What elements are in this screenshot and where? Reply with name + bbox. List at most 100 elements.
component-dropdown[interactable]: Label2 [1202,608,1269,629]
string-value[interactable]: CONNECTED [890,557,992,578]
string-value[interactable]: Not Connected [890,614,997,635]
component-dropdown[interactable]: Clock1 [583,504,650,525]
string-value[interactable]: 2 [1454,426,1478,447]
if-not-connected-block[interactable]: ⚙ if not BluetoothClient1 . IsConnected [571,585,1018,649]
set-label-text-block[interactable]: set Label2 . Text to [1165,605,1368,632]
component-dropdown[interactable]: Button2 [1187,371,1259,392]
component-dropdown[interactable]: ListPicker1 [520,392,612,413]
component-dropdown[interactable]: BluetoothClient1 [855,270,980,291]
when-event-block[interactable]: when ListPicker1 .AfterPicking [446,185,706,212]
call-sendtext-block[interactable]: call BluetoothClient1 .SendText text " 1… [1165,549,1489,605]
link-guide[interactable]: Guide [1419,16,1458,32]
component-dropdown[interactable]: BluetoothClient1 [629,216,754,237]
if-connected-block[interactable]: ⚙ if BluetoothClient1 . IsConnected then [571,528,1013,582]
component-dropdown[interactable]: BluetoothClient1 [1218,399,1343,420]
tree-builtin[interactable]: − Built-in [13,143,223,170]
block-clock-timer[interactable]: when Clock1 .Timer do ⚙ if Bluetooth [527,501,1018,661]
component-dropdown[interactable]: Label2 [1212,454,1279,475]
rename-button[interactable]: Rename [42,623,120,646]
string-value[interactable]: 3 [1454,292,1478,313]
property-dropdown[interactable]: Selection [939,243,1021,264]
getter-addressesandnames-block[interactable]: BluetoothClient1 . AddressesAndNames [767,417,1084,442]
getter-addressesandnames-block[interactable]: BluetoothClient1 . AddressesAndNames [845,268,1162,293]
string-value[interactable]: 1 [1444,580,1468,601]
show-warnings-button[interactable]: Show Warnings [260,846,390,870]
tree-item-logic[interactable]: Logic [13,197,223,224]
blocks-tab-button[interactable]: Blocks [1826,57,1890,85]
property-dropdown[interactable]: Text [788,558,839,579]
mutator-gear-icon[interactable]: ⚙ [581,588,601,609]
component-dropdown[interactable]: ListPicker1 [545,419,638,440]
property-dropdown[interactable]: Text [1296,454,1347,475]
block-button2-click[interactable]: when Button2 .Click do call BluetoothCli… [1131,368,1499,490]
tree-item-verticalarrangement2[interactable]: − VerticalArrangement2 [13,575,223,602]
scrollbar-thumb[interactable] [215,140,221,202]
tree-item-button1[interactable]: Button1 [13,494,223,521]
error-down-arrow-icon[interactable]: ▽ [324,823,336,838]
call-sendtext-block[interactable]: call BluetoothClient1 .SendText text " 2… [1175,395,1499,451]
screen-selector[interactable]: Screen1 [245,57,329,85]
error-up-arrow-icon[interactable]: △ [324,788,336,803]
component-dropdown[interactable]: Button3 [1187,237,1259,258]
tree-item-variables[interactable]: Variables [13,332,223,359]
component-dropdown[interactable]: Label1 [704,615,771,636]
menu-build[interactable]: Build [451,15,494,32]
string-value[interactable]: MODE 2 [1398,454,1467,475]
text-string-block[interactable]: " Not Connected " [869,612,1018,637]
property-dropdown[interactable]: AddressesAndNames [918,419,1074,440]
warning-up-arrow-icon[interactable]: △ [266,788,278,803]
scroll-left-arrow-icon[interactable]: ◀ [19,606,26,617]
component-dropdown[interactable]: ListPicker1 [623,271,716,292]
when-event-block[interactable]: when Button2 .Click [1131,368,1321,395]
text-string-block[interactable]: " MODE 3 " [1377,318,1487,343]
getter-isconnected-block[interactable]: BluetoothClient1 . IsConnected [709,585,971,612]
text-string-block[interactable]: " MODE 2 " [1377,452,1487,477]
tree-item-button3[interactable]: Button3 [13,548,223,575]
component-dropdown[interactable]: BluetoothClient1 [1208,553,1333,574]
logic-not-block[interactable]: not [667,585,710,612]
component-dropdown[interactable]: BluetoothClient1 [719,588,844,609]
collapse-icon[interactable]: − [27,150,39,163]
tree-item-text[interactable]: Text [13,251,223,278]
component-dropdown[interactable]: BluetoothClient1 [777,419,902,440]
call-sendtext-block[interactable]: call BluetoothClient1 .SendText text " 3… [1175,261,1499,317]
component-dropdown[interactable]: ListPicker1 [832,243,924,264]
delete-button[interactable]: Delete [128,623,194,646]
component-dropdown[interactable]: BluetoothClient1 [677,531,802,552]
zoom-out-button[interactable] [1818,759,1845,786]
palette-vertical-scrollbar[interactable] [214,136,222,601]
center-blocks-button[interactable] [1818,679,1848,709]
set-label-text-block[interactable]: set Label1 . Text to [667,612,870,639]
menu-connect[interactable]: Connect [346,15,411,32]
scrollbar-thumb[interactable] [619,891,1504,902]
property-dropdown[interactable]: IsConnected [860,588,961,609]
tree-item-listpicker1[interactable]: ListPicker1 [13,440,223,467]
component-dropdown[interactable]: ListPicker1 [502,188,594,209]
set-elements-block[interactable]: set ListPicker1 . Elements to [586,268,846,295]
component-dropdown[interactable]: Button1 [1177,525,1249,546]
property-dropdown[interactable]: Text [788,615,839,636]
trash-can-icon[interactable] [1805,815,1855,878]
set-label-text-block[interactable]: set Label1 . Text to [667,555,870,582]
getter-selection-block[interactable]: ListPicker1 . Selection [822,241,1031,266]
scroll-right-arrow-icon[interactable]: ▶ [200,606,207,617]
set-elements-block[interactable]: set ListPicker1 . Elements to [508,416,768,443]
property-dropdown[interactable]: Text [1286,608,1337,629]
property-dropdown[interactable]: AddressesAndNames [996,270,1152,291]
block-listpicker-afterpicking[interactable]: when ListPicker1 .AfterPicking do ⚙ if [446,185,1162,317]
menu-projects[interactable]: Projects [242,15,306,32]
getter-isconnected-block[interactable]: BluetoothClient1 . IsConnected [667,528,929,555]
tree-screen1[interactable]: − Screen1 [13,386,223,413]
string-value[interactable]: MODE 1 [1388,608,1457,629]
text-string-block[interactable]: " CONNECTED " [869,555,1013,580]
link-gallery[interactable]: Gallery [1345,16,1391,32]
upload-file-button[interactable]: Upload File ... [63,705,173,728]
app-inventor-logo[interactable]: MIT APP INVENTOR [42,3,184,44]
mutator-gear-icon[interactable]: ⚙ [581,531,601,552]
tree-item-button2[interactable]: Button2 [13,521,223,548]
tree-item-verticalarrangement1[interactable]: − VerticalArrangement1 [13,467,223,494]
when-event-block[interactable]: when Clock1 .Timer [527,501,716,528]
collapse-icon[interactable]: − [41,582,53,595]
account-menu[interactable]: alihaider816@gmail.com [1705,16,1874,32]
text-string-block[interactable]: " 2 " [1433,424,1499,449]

──────

- Objective -
Reproduce the whole listing above word for word, keeping every line in its original order.

- Expected answer -
What elements are in this screenshot and where? Reply with name + bbox. List at most 100 elements.
component-dropdown[interactable]: Label2 [1202,608,1269,629]
string-value[interactable]: CONNECTED [890,557,992,578]
string-value[interactable]: Not Connected [890,614,997,635]
component-dropdown[interactable]: Clock1 [583,504,650,525]
string-value[interactable]: 2 [1454,426,1478,447]
if-not-connected-block[interactable]: ⚙ if not BluetoothClient1 . IsConnected [571,585,1018,649]
set-label-text-block[interactable]: set Label2 . Text to [1165,605,1368,632]
component-dropdown[interactable]: Button2 [1187,371,1259,392]
component-dropdown[interactable]: ListPicker1 [520,392,612,413]
component-dropdown[interactable]: BluetoothClient1 [855,270,980,291]
when-event-block[interactable]: when ListPicker1 .AfterPicking [446,185,706,212]
call-sendtext-block[interactable]: call BluetoothClient1 .SendText text " 1… [1165,549,1489,605]
link-guide[interactable]: Guide [1419,16,1458,32]
component-dropdown[interactable]: BluetoothClient1 [629,216,754,237]
if-connected-block[interactable]: ⚙ if BluetoothClient1 . IsConnected then [571,528,1013,582]
component-dropdown[interactable]: BluetoothClient1 [1218,399,1343,420]
tree-builtin[interactable]: − Built-in [13,143,223,170]
block-clock-timer[interactable]: when Clock1 .Timer do ⚙ if Bluetooth [527,501,1018,661]
component-dropdown[interactable]: Label2 [1212,454,1279,475]
rename-button[interactable]: Rename [42,623,120,646]
string-value[interactable]: 3 [1454,292,1478,313]
property-dropdown[interactable]: Selection [939,243,1021,264]
getter-addressesandnames-block[interactable]: BluetoothClient1 . AddressesAndNames [767,417,1084,442]
getter-addressesandnames-block[interactable]: BluetoothClient1 . AddressesAndNames [845,268,1162,293]
string-value[interactable]: 1 [1444,580,1468,601]
show-warnings-button[interactable]: Show Warnings [260,846,390,870]
tree-item-logic[interactable]: Logic [13,197,223,224]
blocks-tab-button[interactable]: Blocks [1826,57,1890,85]
property-dropdown[interactable]: Text [788,558,839,579]
mutator-gear-icon[interactable]: ⚙ [581,588,601,609]
component-dropdown[interactable]: ListPicker1 [545,419,638,440]
property-dropdown[interactable]: Text [1296,454,1347,475]
block-button2-click[interactable]: when Button2 .Click do call BluetoothCli… [1131,368,1499,490]
tree-item-verticalarrangement2[interactable]: − VerticalArrangement2 [13,575,223,602]
scrollbar-thumb[interactable] [215,140,221,202]
tree-item-button1[interactable]: Button1 [13,494,223,521]
error-down-arrow-icon[interactable]: ▽ [324,823,336,838]
call-sendtext-block[interactable]: call BluetoothClient1 .SendText text " 2… [1175,395,1499,451]
screen-selector[interactable]: Screen1 [245,57,329,85]
error-up-arrow-icon[interactable]: △ [324,788,336,803]
component-dropdown[interactable]: Button3 [1187,237,1259,258]
tree-item-variables[interactable]: Variables [13,332,223,359]
component-dropdown[interactable]: Label1 [704,615,771,636]
menu-build[interactable]: Build [451,15,494,32]
string-value[interactable]: MODE 2 [1398,454,1467,475]
text-string-block[interactable]: " Not Connected " [869,612,1018,637]
property-dropdown[interactable]: AddressesAndNames [918,419,1074,440]
warning-up-arrow-icon[interactable]: △ [266,788,278,803]
scroll-left-arrow-icon[interactable]: ◀ [19,606,26,617]
component-dropdown[interactable]: ListPicker1 [623,271,716,292]
when-event-block[interactable]: when Button2 .Click [1131,368,1321,395]
text-string-block[interactable]: " MODE 3 " [1377,318,1487,343]
getter-isconnected-block[interactable]: BluetoothClient1 . IsConnected [709,585,971,612]
text-string-block[interactable]: " MODE 2 " [1377,452,1487,477]
tree-item-button3[interactable]: Button3 [13,548,223,575]
component-dropdown[interactable]: BluetoothClient1 [1208,553,1333,574]
logic-not-block[interactable]: not [667,585,710,612]
component-dropdown[interactable]: BluetoothClient1 [719,588,844,609]
collapse-icon[interactable]: − [27,150,39,163]
tree-item-text[interactable]: Text [13,251,223,278]
component-dropdown[interactable]: BluetoothClient1 [777,419,902,440]
call-sendtext-block[interactable]: call BluetoothClient1 .SendText text " 3… [1175,261,1499,317]
component-dropdown[interactable]: ListPicker1 [832,243,924,264]
delete-button[interactable]: Delete [128,623,194,646]
component-dropdown[interactable]: BluetoothClient1 [677,531,802,552]
zoom-out-button[interactable] [1818,759,1845,786]
palette-vertical-scrollbar[interactable] [214,136,222,601]
center-blocks-button[interactable] [1818,679,1848,709]
set-label-text-block[interactable]: set Label1 . Text to [667,612,870,639]
menu-connect[interactable]: Connect [346,15,411,32]
scrollbar-thumb[interactable] [619,891,1504,902]
property-dropdown[interactable]: IsConnected [860,588,961,609]
tree-item-listpicker1[interactable]: ListPicker1 [13,440,223,467]
component-dropdown[interactable]: ListPicker1 [502,188,594,209]
set-elements-block[interactable]: set ListPicker1 . Elements to [586,268,846,295]
component-dropdown[interactable]: Button1 [1177,525,1249,546]
property-dropdown[interactable]: Text [788,615,839,636]
trash-can-icon[interactable] [1805,815,1855,878]
set-label-text-block[interactable]: set Label1 . Text to [667,555,870,582]
getter-selection-block[interactable]: ListPicker1 . Selection [822,241,1031,266]
scroll-right-arrow-icon[interactable]: ▶ [200,606,207,617]
set-elements-block[interactable]: set ListPicker1 . Elements to [508,416,768,443]
property-dropdown[interactable]: Text [1286,608,1337,629]
property-dropdown[interactable]: AddressesAndNames [996,270,1152,291]
block-listpicker-afterpicking[interactable]: when ListPicker1 .AfterPicking do ⚙ if [446,185,1162,317]
menu-projects[interactable]: Projects [242,15,306,32]
getter-isconnected-block[interactable]: BluetoothClient1 . IsConnected [667,528,929,555]
tree-screen1[interactable]: − Screen1 [13,386,223,413]
string-value[interactable]: MODE 1 [1388,608,1457,629]
text-string-block[interactable]: " CONNECTED " [869,555,1013,580]
link-gallery[interactable]: Gallery [1345,16,1391,32]
upload-file-button[interactable]: Upload File ... [63,705,173,728]
app-inventor-logo[interactable]: MIT APP INVENTOR [42,3,184,44]
mutator-gear-icon[interactable]: ⚙ [581,531,601,552]
tree-item-button2[interactable]: Button2 [13,521,223,548]
tree-item-verticalarrangement1[interactable]: − VerticalArrangement1 [13,467,223,494]
when-event-block[interactable]: when Clock1 .Timer [527,501,716,528]
collapse-icon[interactable]: − [41,582,53,595]
account-menu[interactable]: alihaider816@gmail.com [1705,16,1874,32]
text-string-block[interactable]: " 2 " [1433,424,1499,449]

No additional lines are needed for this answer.